[MATERIAL]

◇ ◇ ◇ ◇ ◇ ◇ ◇

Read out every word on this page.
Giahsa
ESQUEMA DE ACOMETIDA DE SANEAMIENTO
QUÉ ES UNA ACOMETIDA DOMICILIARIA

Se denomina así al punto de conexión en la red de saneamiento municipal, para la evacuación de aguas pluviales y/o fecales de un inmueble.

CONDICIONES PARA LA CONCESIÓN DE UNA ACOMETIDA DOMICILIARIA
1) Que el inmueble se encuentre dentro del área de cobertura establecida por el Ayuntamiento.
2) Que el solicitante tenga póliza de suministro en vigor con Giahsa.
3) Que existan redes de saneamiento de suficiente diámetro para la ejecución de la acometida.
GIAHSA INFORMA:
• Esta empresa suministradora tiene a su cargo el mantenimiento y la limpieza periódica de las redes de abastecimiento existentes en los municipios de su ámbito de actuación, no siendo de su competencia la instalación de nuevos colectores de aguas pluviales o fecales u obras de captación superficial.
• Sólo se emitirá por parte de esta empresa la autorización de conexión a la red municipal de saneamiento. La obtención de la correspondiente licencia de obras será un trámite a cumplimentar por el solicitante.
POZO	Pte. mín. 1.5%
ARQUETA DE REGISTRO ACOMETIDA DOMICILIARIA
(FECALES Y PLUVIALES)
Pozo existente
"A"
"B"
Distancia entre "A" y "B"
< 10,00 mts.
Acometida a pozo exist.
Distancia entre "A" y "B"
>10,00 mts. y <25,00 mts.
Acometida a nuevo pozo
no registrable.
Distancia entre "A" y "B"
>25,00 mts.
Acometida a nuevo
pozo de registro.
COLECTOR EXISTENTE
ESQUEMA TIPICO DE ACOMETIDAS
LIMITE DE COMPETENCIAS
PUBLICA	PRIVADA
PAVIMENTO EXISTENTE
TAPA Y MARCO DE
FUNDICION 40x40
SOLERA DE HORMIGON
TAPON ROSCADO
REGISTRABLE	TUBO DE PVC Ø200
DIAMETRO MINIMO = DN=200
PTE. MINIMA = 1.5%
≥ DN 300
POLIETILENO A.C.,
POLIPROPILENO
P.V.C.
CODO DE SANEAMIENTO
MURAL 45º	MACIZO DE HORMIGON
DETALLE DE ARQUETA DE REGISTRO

◇ ◇ ◇ ◇ ◇ ◇ ◇

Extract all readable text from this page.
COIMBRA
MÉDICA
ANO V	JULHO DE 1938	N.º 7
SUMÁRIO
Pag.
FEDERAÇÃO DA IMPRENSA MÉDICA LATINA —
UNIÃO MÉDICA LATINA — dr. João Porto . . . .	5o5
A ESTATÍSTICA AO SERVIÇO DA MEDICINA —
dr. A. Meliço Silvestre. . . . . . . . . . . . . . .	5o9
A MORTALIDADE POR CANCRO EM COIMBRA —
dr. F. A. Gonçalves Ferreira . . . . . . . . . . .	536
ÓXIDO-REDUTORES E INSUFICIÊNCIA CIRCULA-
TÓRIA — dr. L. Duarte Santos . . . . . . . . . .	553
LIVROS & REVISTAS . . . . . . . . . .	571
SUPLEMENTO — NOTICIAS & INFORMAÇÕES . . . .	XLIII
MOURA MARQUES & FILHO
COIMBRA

◇ ◇ ◇ ◇ ◇ ◇ ◇

[SET EXERCISE]
Look through the entries above; copy every line holding the string "municipal".

[CORRECT OUTPUT]
Se denomina así al punto de conexión en la red de saneamiento municipal, para la evacuación de aguas pluviales y/o fecales de un inmueble.
• Sólo se emitirá por parte de esta empresa la autorización de conexión a la red municipal de saneamiento. La obtención de la correspondiente licencia de obras será un trámite a cumplimentar por el solicitante.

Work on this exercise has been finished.